■ **Work to do**
**a.** In the mower blade thread, why does Jody use the chute instead of a mulching set-up on the older mower? Answer in one to three sentences.
**b.** Can you extract the part of the mower blade thread that opens with the words containing "Jody-Thanks for the" and closes with "and out on it."?
**c.** Answer these questions from the mower blade thread:
(i) How old is the mower that Jody runs with the chute?
(ii) What two other kinds of blades are now offered for the 50" deck?
(iii) What model number does the thread give for the gator blades for the 48" deck?

Jody-Thanks for the pictures. 
I use the mulching set-up, not the chute. Wouldn't that improve preformance? Why do you use the chute if mulching? (vs. a mulching plug?)


----------



## jodyand (Sep 16, 2003)

John
I use the chute because its a 30+year old mower and they didn't have mulching set-up for that deck. Now on my Cub i use the mulching set-up and am going to get the Gators for it very soon and will see how it work with the plug in and out on it.
Jody


----------



## guest2 (Dec 27, 2003)

The blades on the craftsman 48" deck might be better than the originals on the 50", but now they offer two other part #'s for the 50" one is a premium and the other a high lift. The originals were real junk. Hit the slightest thing and they were bent, even just scalping would bend them. The gators are much stronger and stay sharper longer. I never tried either of the other two sears had and probably never will. Now I just use gators w/o the deflector, it's like a whole different mower.


----------



## guest2 (Dec 27, 2003)

Just saw a post elsewhere that says the model # for the 48' deck gator blades is 95-915.


----------



## aegt5000 (Feb 22, 2004)

Like Ed said, I have not been able to find Gators for the 48" deck.
I will call Monday and see about the 95-915 number.

■ **Raw records**
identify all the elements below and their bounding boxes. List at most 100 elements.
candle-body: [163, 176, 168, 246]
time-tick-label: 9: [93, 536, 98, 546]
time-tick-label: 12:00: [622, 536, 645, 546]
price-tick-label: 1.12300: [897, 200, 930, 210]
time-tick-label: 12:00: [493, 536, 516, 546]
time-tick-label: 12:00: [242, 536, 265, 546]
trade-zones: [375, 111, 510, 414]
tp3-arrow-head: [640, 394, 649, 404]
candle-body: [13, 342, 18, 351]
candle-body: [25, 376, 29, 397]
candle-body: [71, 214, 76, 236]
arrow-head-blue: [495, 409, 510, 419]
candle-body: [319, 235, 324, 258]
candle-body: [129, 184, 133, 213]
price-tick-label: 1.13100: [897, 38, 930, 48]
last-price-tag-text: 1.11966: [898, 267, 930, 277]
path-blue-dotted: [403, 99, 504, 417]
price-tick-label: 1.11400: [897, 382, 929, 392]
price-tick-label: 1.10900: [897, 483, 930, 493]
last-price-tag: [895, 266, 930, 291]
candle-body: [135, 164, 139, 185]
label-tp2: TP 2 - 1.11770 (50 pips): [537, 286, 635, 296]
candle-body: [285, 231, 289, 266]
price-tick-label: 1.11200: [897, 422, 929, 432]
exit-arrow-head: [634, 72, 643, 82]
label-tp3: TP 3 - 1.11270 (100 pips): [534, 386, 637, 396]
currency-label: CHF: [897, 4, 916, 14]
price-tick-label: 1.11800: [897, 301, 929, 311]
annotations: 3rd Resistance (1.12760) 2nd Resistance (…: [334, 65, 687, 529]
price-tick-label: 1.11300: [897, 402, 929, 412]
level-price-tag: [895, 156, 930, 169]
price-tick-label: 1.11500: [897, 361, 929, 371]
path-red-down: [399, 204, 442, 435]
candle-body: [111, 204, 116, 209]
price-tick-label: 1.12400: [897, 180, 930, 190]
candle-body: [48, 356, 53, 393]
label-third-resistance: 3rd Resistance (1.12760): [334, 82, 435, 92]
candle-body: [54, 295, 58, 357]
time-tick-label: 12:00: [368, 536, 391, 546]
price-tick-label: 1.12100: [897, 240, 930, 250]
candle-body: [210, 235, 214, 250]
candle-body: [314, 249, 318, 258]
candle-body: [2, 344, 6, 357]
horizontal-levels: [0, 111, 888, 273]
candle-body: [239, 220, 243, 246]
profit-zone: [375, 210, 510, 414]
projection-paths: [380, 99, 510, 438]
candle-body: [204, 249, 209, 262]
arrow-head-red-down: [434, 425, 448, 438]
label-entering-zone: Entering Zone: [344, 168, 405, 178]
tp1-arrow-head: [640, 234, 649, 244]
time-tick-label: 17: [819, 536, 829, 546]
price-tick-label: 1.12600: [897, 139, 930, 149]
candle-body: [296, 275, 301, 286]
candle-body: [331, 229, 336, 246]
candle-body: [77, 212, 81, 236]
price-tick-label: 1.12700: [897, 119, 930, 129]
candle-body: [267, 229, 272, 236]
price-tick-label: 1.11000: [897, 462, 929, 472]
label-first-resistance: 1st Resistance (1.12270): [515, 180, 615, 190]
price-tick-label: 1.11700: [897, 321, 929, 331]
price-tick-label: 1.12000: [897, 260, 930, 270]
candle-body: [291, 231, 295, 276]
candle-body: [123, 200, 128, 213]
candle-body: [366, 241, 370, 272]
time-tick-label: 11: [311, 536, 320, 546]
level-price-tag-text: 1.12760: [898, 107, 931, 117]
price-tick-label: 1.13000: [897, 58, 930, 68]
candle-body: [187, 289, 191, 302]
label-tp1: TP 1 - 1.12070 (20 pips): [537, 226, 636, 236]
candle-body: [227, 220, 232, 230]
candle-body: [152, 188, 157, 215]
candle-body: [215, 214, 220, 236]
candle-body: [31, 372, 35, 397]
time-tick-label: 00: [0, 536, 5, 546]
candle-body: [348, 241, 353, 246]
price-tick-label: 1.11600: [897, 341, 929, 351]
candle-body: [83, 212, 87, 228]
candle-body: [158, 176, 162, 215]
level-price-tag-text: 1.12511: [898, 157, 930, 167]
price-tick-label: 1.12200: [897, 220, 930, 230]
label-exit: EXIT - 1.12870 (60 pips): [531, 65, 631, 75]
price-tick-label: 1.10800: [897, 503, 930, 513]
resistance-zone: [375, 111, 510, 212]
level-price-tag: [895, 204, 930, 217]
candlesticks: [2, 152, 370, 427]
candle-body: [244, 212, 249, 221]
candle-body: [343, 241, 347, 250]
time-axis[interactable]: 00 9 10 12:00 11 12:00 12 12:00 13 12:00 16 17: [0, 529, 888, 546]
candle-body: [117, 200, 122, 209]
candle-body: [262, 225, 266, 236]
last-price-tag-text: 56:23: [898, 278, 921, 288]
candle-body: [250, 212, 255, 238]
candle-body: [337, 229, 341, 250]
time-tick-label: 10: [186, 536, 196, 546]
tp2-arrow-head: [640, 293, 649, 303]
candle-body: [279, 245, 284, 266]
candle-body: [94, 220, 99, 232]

■ **Replies**
**a.** Jody uses the chute because the mower is more than 30 years old, and no mulching set-up was made for that deck. On the Cub, Jody does use the mulching set-up.

**b.**
Jody-Thanks for the pictures. 
I use the mulching set-up, not the chute. Wouldn't that improve preformance? Why do you use the chute if mulching? (vs. a mulching plug?)


----------



## jodyand (Sep 16, 2003)

John
I use the chute because its a 30+year old mower and they didn't have mulching set-up for that deck. Now on my Cub i use the mulching set-up and am going to get the Gators for it very soon and will see how it work with the plug in and out on it.

**c.**
(i) It is more than 30 years old.
(ii) A premium blade and a high lift blade.
(iii) 95-915.